◆ THE REQUEST ◆
Can you print the data exactly and leave out each image?
### SUPPLIED RECORDS ###
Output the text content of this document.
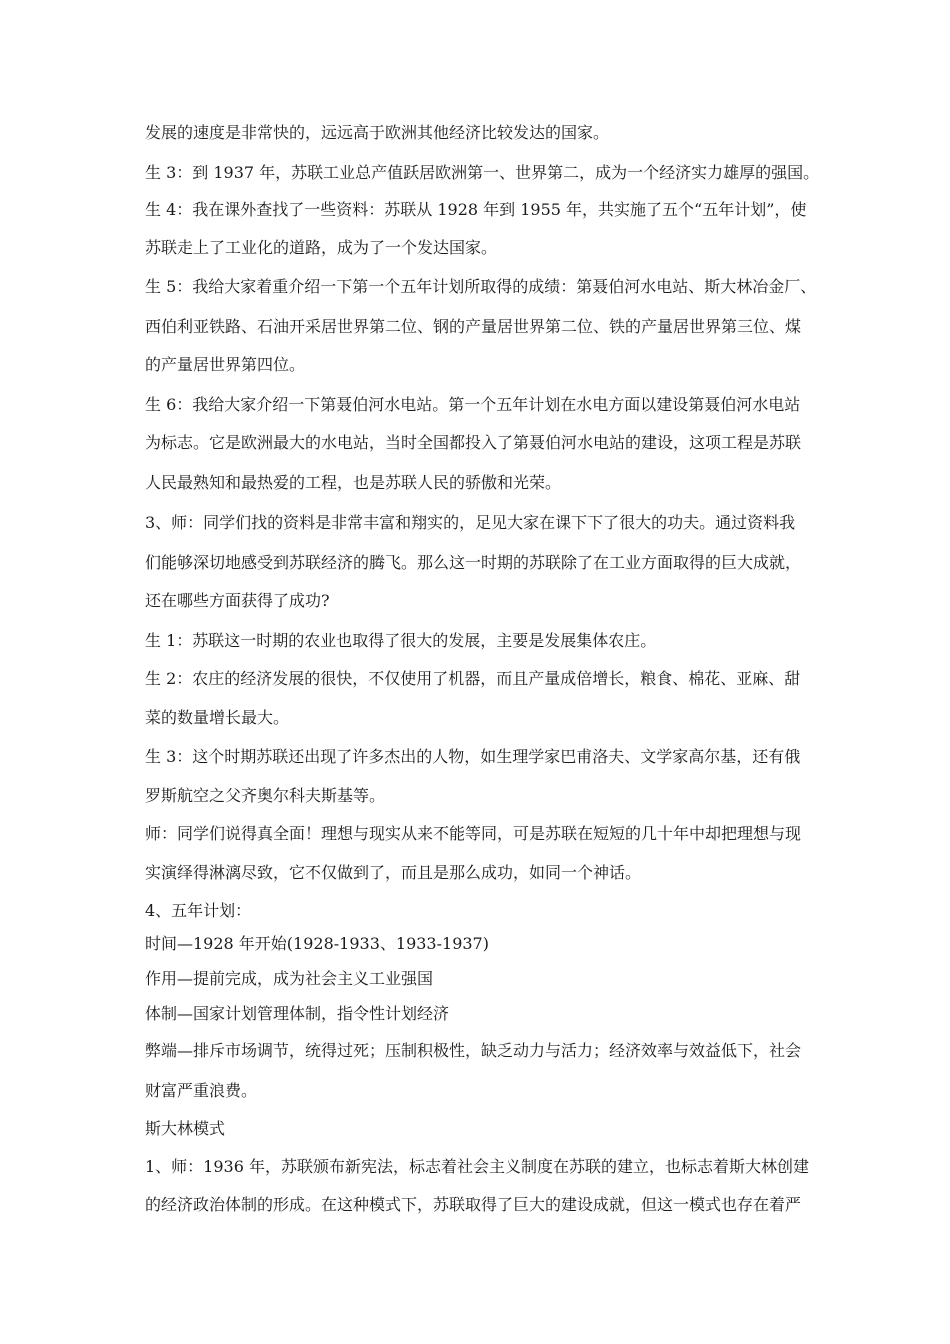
发展的速度是非常快的，远远高于欧洲其他经济比较发达的国家。
生 3：到 1937 年，苏联工业总产值跃居欧洲第一、世界第二，成为一个经济实力雄厚的强国。
生 4：我在课外查找了一些资料：苏联从 1928 年到 1955 年，共实施了五个“五年计划”，使
苏联走上了工业化的道路，成为了一个发达国家。
生 5：我给大家着重介绍一下第一个五年计划所取得的成绩：第聂伯河水电站、斯大林冶金厂、
西伯利亚铁路、石油开采居世界第二位、钢的产量居世界第二位、铁的产量居世界第三位、煤
的产量居世界第四位。
生 6：我给大家介绍一下第聂伯河水电站。第一个五年计划在水电方面以建设第聂伯河水电站
为标志。它是欧洲最大的水电站，当时全国都投入了第聂伯河水电站的建设，这项工程是苏联
人民最熟知和最热爱的工程，也是苏联人民的骄傲和光荣。
3、师：同学们找的资料是非常丰富和翔实的，足见大家在课下下了很大的功夫。通过资料我
们能够深切地感受到苏联经济的腾飞。那么这一时期的苏联除了在工业方面取得的巨大成就，
还在哪些方面获得了成功?
生 1：苏联这一时期的农业也取得了很大的发展，主要是发展集体农庄。
生 2：农庄的经济发展的很快，不仅使用了机器，而且产量成倍增长，粮食、棉花、亚麻、甜
菜的数量增长最大。
生 3：这个时期苏联还出现了许多杰出的人物，如生理学家巴甫洛夫、文学家高尔基，还有俄
罗斯航空之父齐奥尔科夫斯基等。
师：同学们说得真全面！理想与现实从来不能等同，可是苏联在短短的几十年中却把理想与现
实演绎得淋漓尽致，它不仅做到了，而且是那么成功，如同一个神话。
4、五年计划：
时间—1928 年开始(1928-1933、1933-1937)
作用—提前完成，成为社会主义工业强国
体制—国家计划管理体制，指令性计划经济
弊端—排斥市场调节，统得过死；压制积极性，缺乏动力与活力；经济效率与效益低下，社会
财富严重浪费。
斯大林模式
1、师：1936 年，苏联颁布新宪法，标志着社会主义制度在苏联的建立，也标志着斯大林创建
的经济政治体制的形成。在这种模式下，苏联取得了巨大的建设成就，但这一模式也存在着严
###
◆ THE OUTPUT ◆
Output the text content of this document.
发展的速度是非常快的，远远高于欧洲其他经济比较发达的国家。
生 3：到 1937 年，苏联工业总产值跃居欧洲第一、世界第二，成为一个经济实力雄厚的强国。
生 4：我在课外查找了一些资料：苏联从 1928 年到 1955 年，共实施了五个“五年计划”，使
苏联走上了工业化的道路，成为了一个发达国家。
生 5：我给大家着重介绍一下第一个五年计划所取得的成绩：第聂伯河水电站、斯大林冶金厂、
西伯利亚铁路、石油开采居世界第二位、钢的产量居世界第二位、铁的产量居世界第三位、煤
的产量居世界第四位。
生 6：我给大家介绍一下第聂伯河水电站。第一个五年计划在水电方面以建设第聂伯河水电站
为标志。它是欧洲最大的水电站，当时全国都投入了第聂伯河水电站的建设，这项工程是苏联
人民最熟知和最热爱的工程，也是苏联人民的骄傲和光荣。
3、师：同学们找的资料是非常丰富和翔实的，足见大家在课下下了很大的功夫。通过资料我
们能够深切地感受到苏联经济的腾飞。那么这一时期的苏联除了在工业方面取得的巨大成就，
还在哪些方面获得了成功?
生 1：苏联这一时期的农业也取得了很大的发展，主要是发展集体农庄。
生 2：农庄的经济发展的很快，不仅使用了机器，而且产量成倍增长，粮食、棉花、亚麻、甜
菜的数量增长最大。
生 3：这个时期苏联还出现了许多杰出的人物，如生理学家巴甫洛夫、文学家高尔基，还有俄
罗斯航空之父齐奥尔科夫斯基等。
师：同学们说得真全面！理想与现实从来不能等同，可是苏联在短短的几十年中却把理想与现
实演绎得淋漓尽致，它不仅做到了，而且是那么成功，如同一个神话。
4、五年计划：
时间—1928 年开始(1928-1933、1933-1937)
作用—提前完成，成为社会主义工业强国
体制—国家计划管理体制，指令性计划经济
弊端—排斥市场调节，统得过死；压制积极性，缺乏动力与活力；经济效率与效益低下，社会
财富严重浪费。
斯大林模式
1、师：1936 年，苏联颁布新宪法，标志着社会主义制度在苏联的建立，也标志着斯大林创建
的经济政治体制的形成。在这种模式下，苏联取得了巨大的建设成就，但这一模式也存在着严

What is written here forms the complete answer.